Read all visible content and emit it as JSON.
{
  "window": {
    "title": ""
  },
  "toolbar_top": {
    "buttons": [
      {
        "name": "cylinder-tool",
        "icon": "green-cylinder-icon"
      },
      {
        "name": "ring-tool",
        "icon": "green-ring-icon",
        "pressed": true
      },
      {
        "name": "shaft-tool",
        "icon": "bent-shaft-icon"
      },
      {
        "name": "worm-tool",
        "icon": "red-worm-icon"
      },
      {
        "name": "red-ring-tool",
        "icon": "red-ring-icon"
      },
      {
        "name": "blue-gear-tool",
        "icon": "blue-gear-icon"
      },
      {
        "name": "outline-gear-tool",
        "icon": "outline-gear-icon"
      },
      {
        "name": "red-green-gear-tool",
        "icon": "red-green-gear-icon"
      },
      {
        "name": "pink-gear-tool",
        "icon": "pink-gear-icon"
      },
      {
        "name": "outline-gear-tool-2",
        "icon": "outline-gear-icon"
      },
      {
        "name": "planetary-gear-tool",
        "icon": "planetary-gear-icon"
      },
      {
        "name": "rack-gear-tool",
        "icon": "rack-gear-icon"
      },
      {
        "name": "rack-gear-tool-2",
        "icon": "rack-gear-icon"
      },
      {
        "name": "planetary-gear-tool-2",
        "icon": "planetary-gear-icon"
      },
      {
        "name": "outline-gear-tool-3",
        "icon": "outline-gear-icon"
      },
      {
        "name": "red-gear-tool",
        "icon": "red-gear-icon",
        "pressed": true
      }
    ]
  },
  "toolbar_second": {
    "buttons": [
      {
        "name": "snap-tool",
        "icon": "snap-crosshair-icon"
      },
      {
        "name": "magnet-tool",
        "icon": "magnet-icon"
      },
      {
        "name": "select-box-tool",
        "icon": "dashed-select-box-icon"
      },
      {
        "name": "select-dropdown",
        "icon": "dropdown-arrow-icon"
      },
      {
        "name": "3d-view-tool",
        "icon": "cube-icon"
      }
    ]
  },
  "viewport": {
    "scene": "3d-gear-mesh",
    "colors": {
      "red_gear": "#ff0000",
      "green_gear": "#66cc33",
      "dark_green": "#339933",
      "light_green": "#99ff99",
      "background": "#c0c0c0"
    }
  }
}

Exercise: Print the listing above in its entirety, with every line exact.

Response to the task:
Read all visible content and emit it as JSON.
{
  "window": {
    "title": ""
  },
  "toolbar_top": {
    "buttons": [
      {
        "name": "cylinder-tool",
        "icon": "green-cylinder-icon"
      },
      {
        "name": "ring-tool",
        "icon": "green-ring-icon",
        "pressed": true
      },
      {
        "name": "shaft-tool",
        "icon": "bent-shaft-icon"
      },
      {
        "name": "worm-tool",
        "icon": "red-worm-icon"
      },
      {
        "name": "red-ring-tool",
        "icon": "red-ring-icon"
      },
      {
        "name": "blue-gear-tool",
        "icon": "blue-gear-icon"
      },
      {
        "name": "outline-gear-tool",
        "icon": "outline-gear-icon"
      },
      {
        "name": "red-green-gear-tool",
        "icon": "red-green-gear-icon"
      },
      {
        "name": "pink-gear-tool",
        "icon": "pink-gear-icon"
      },
      {
        "name": "outline-gear-tool-2",
        "icon": "outline-gear-icon"
      },
      {
        "name": "planetary-gear-tool",
        "icon": "planetary-gear-icon"
      },
      {
        "name": "rack-gear-tool",
        "icon": "rack-gear-icon"
      },
      {
        "name": "rack-gear-tool-2",
        "icon": "rack-gear-icon"
      },
      {
        "name": "planetary-gear-tool-2",
        "icon": "planetary-gear-icon"
      },
      {
        "name": "outline-gear-tool-3",
        "icon": "outline-gear-icon"
      },
      {
        "name": "red-gear-tool",
        "icon": "red-gear-icon",
        "pressed": true
      }
    ]
  },
  "toolbar_second": {
    "buttons": [
      {
        "name": "snap-tool",
        "icon": "snap-crosshair-icon"
      },
      {
        "name": "magnet-tool",
        "icon": "magnet-icon"
      },
      {
        "name": "select-box-tool",
        "icon": "dashed-select-box-icon"
      },
      {
        "name": "select-dropdown",
        "icon": "dropdown-arrow-icon"
      },
      {
        "name": "3d-view-tool",
        "icon": "cube-icon"
      }
    ]
  },
  "viewport": {
    "scene": "3d-gear-mesh",
    "colors": {
      "red_gear": "#ff0000",
      "green_gear": "#66cc33",
      "dark_green": "#339933",
      "light_green": "#99ff99",
      "background": "#c0c0c0"
    }
  }
}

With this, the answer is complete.